Stored data entries:
↓↓↓

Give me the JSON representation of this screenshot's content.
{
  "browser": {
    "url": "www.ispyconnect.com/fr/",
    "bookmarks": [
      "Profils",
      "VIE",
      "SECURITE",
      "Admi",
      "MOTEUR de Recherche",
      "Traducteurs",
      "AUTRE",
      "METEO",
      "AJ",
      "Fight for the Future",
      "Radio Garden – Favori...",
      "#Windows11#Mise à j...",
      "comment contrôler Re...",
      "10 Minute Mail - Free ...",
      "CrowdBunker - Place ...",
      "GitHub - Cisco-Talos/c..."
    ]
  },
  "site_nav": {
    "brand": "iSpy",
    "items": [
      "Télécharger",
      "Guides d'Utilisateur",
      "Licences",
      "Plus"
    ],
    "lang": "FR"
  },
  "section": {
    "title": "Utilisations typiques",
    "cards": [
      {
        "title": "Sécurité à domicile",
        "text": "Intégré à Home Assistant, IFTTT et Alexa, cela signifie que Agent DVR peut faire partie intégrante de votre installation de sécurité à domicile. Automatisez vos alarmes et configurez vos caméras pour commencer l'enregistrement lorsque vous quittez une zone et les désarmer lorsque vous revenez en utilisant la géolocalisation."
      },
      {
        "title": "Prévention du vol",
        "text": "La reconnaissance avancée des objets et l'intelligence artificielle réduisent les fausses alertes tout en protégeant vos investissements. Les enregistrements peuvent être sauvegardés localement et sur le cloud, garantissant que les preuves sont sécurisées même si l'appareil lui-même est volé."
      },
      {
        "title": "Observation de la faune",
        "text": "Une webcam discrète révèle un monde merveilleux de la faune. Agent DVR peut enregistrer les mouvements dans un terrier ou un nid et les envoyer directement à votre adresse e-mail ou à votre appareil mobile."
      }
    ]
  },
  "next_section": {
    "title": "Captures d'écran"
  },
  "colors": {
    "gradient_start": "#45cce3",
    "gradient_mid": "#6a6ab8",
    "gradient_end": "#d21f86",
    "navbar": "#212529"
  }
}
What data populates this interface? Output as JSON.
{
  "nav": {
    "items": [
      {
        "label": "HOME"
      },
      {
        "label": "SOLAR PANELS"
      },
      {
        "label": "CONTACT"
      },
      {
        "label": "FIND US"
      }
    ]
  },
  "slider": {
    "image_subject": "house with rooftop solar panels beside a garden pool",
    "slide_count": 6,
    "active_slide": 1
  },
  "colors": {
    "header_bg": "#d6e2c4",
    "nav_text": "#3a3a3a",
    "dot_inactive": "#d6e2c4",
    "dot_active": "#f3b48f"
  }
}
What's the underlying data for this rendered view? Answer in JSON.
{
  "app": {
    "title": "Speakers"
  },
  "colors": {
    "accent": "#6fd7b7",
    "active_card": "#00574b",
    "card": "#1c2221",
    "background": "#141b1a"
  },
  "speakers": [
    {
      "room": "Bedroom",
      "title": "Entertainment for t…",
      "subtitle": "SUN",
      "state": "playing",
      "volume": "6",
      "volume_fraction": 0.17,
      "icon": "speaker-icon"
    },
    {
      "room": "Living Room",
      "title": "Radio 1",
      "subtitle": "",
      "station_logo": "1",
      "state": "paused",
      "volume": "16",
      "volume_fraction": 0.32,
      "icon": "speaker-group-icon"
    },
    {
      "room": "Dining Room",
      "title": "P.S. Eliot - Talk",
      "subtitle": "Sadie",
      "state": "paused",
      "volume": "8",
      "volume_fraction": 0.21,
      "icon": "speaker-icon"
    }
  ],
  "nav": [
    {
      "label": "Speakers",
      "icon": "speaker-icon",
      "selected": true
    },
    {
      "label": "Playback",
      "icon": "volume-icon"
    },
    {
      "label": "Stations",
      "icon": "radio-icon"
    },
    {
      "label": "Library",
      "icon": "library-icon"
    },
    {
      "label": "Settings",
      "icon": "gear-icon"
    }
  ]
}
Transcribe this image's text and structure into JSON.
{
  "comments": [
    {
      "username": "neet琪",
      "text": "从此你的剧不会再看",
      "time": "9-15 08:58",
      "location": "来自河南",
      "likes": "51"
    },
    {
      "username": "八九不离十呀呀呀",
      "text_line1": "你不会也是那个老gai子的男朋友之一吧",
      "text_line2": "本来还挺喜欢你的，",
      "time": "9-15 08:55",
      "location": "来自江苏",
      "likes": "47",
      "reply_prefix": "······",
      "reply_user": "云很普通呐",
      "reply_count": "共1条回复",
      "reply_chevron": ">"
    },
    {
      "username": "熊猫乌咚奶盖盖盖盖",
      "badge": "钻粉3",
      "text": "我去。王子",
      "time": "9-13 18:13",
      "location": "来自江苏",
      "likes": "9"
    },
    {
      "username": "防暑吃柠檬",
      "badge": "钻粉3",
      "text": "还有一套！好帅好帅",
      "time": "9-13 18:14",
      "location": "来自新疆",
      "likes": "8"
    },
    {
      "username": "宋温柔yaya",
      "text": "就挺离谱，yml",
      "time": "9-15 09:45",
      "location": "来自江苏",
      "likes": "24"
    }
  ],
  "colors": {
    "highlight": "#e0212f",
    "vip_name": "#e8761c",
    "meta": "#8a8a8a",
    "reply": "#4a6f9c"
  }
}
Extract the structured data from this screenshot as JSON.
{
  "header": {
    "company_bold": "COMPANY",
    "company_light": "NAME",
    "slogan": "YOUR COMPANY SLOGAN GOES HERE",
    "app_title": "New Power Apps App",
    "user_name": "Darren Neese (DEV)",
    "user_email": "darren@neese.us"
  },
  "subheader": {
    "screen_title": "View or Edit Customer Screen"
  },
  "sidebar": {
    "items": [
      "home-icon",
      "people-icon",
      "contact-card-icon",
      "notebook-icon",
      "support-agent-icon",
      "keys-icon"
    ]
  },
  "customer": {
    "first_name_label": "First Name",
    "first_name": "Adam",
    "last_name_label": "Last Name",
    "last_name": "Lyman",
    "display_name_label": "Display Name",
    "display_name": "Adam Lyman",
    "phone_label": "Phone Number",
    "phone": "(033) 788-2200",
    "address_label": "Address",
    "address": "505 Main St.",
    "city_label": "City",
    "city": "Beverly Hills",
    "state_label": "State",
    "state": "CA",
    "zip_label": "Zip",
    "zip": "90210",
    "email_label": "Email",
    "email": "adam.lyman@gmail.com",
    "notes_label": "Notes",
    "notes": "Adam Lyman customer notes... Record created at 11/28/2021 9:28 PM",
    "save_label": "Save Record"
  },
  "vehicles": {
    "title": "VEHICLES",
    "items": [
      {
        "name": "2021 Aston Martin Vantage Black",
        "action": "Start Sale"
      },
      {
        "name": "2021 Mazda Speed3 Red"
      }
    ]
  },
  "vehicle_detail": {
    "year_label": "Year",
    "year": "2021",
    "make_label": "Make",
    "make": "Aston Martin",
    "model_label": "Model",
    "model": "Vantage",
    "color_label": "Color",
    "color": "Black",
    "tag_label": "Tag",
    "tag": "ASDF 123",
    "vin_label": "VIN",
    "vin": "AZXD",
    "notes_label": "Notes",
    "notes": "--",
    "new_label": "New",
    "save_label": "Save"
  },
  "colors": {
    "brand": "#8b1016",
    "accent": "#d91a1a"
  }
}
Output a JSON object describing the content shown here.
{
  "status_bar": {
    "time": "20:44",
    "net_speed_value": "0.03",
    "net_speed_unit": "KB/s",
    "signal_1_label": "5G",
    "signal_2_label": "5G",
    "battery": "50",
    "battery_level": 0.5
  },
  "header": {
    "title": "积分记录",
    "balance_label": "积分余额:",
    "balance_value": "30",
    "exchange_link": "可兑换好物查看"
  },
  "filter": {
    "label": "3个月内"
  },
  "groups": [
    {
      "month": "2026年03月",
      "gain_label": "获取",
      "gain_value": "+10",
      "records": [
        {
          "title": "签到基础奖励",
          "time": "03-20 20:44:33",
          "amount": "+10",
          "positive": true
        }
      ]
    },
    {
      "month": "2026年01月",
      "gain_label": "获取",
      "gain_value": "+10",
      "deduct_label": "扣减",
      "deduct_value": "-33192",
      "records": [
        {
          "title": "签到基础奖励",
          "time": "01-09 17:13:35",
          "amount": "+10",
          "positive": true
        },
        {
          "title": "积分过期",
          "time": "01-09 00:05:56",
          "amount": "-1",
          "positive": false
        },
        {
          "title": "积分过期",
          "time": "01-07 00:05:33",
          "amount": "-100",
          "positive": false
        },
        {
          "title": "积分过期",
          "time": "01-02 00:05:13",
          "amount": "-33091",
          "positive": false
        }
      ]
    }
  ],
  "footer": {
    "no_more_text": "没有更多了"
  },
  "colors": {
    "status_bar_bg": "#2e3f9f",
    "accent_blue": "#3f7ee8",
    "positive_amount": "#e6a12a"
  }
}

↑↑↑

Requirement: Look through the entries above and list every line containing "Vantage".

Result for this exercise:
        "name": "2021 Aston Martin Vantage Black",
    "model": "Vantage",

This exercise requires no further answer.